Records —

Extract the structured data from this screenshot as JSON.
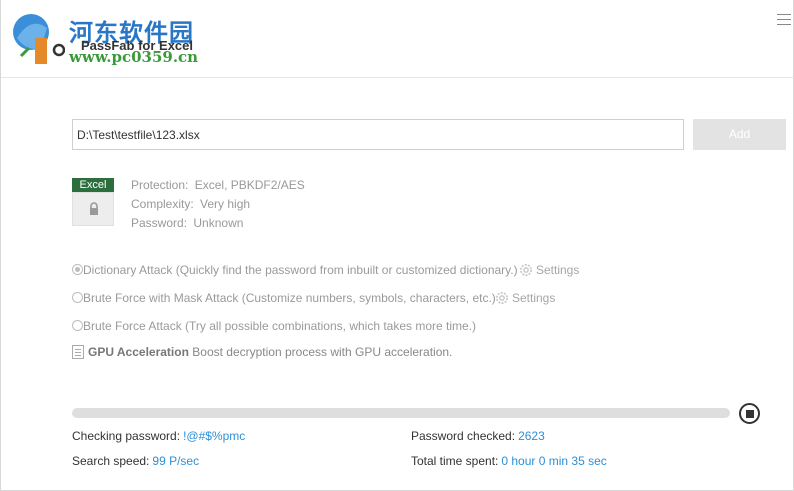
{
  "watermark": {
    "title": "河东软件园",
    "url": "www.pc0359.cn"
  },
  "app": {
    "name": "PassFab for Excel"
  },
  "file": {
    "path": "D:\\Test\\testfile\\123.xlsx",
    "add_label": "Add",
    "type_badge": "Excel"
  },
  "info": {
    "protection_label": "Protection:",
    "protection_value": "Excel, PBKDF2/AES",
    "complexity_label": "Complexity:",
    "complexity_value": "Very high",
    "password_label": "Password:",
    "password_value": "Unknown"
  },
  "attacks": [
    {
      "label": "Dictionary Attack (Quickly find the password from inbuilt or customized dictionary.)",
      "selected": true,
      "settings": "Settings"
    },
    {
      "label": "Brute Force with Mask Attack (Customize numbers, symbols, characters, etc.)",
      "selected": false,
      "settings": "Settings"
    },
    {
      "label": "Brute Force Attack (Try all possible combinations, which takes more time.)",
      "selected": false
    }
  ],
  "gpu": {
    "title": "GPU Acceleration",
    "desc": "Boost decryption process with GPU acceleration."
  },
  "progress": {
    "fraction": 0.0
  },
  "stats": {
    "checking_label": "Checking password:",
    "checking_value": "!@#$%pmc",
    "checked_label": "Password checked:",
    "checked_value": "2623",
    "speed_label": "Search speed:",
    "speed_value": "99 P/sec",
    "time_label": "Total time spent:",
    "time_value": "0 hour 0 min 35 sec"
  },
  "colors": {
    "accent": "#2d8fd5",
    "excel_badge": "#2d6e3e",
    "watermark_blue": "#2a76c6",
    "watermark_green": "#3a9a3a"
  }
}
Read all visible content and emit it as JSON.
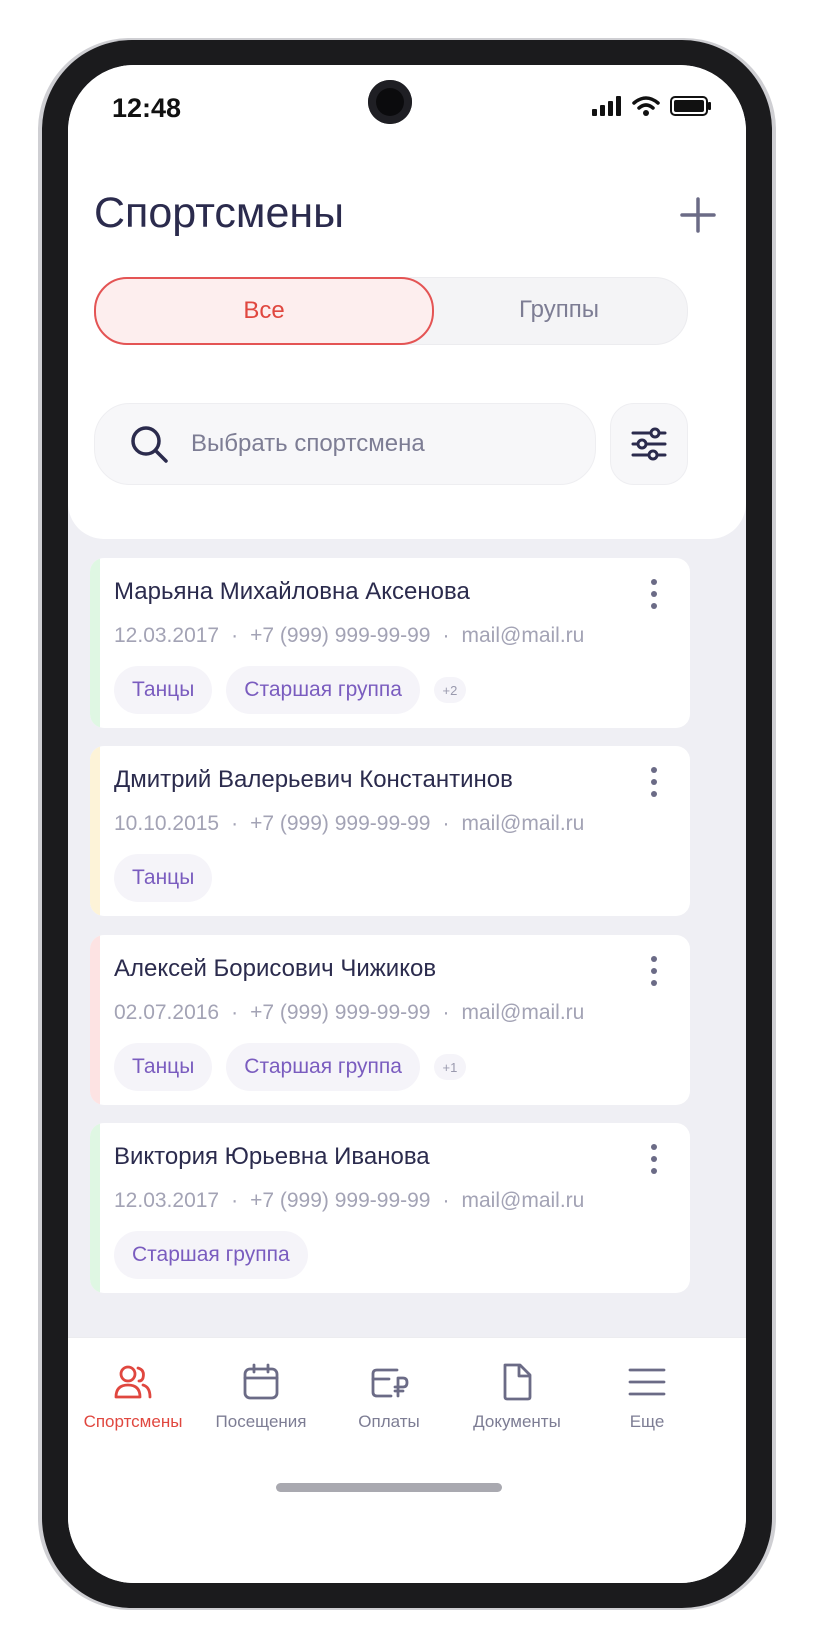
{
  "status": {
    "time": "12:48"
  },
  "header": {
    "title": "Спортсмены"
  },
  "tabs": {
    "all": "Все",
    "groups": "Группы"
  },
  "search": {
    "placeholder": "Выбрать спортсмена"
  },
  "athletes": [
    {
      "name": "Марьяна Михайловна Аксенова",
      "birthdate": "12.03.2017",
      "phone": "+7 (999) 999-99-99",
      "email": "mail@mail.ru",
      "tags": [
        "Танцы",
        "Старшая группа"
      ],
      "more": "+2",
      "accent": "#dff7e3"
    },
    {
      "name": "Дмитрий Валерьевич Константинов",
      "birthdate": "10.10.2015",
      "phone": "+7 (999) 999-99-99",
      "email": "mail@mail.ru",
      "tags": [
        "Танцы"
      ],
      "more": "",
      "accent": "#fdf3d8"
    },
    {
      "name": "Алексей Борисович Чижиков",
      "birthdate": "02.07.2016",
      "phone": "+7 (999) 999-99-99",
      "email": "mail@mail.ru",
      "tags": [
        "Танцы",
        "Старшая группа"
      ],
      "more": "+1",
      "accent": "#fde3e3"
    },
    {
      "name": "Виктория Юрьевна Иванова",
      "birthdate": "12.03.2017",
      "phone": "+7 (999) 999-99-99",
      "email": "mail@mail.ru",
      "tags": [
        "Старшая группа"
      ],
      "more": "",
      "accent": "#dff7e3"
    }
  ],
  "nav": {
    "athletes": "Спортсмены",
    "visits": "Посещения",
    "payments": "Оплаты",
    "documents": "Документы",
    "more": "Еще"
  },
  "colors": {
    "accent": "#e0473f",
    "text": "#2b2b4d",
    "tag_text": "#7a5cbf"
  }
}
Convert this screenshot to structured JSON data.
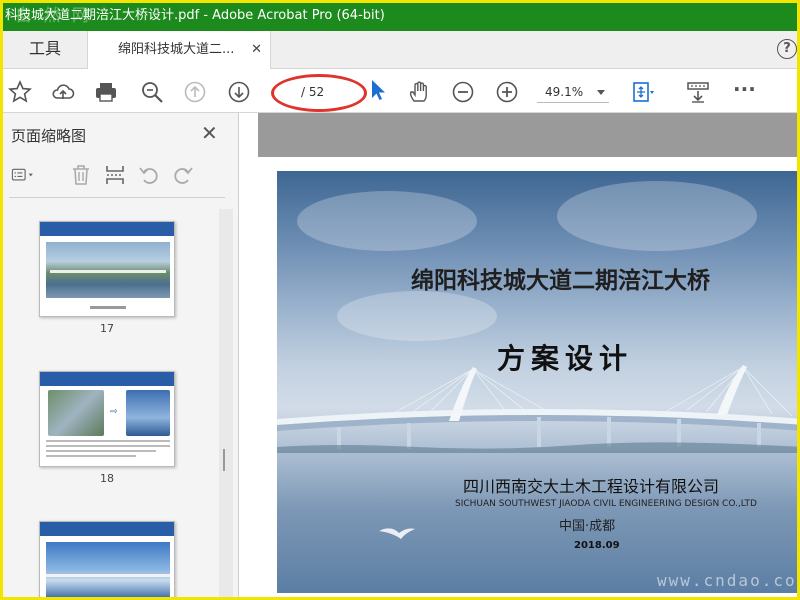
{
  "window": {
    "title": "科技城大道二期涪江大桥设计.pdf - Adobe Acrobat Pro (64-bit)",
    "watermark_top": "自 然 网"
  },
  "tabs": {
    "tools_label": "工具",
    "doc_label": "绵阳科技城大道二...",
    "close_glyph": "✕",
    "help_glyph": "?"
  },
  "toolbar": {
    "page_total": "/ 52",
    "zoom": "49.1%",
    "more_glyph": "···"
  },
  "sidebar": {
    "title": "页面缩略图",
    "close_glyph": "✕",
    "thumbnails": [
      {
        "label": "17"
      },
      {
        "label": "18"
      },
      {
        "label": ""
      }
    ]
  },
  "document": {
    "title": "绵阳科技城大道二期涪江大桥",
    "subtitle": "方案设计",
    "company_cn": "四川西南交大土木工程设计有限公司",
    "company_en": "SICHUAN SOUTHWEST JIAODA CIVIL ENGINEERING DESIGN CO.,LTD",
    "city": "中国·成都",
    "date": "2018.09"
  },
  "watermark_bottom": "www.cndao.com",
  "colors": {
    "titlebar": "#1c8a1c",
    "frame_border": "#f2e600",
    "highlight_oval": "#e0332b",
    "cursor_blue": "#1a6fd0"
  }
}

Written instruction —
Search the data above for lines holding "screenshot" and copy each of them.

Response for this exercise —
Extract the structured data from this screenshot as JSON.
Convert this screenshot to structured JSON data.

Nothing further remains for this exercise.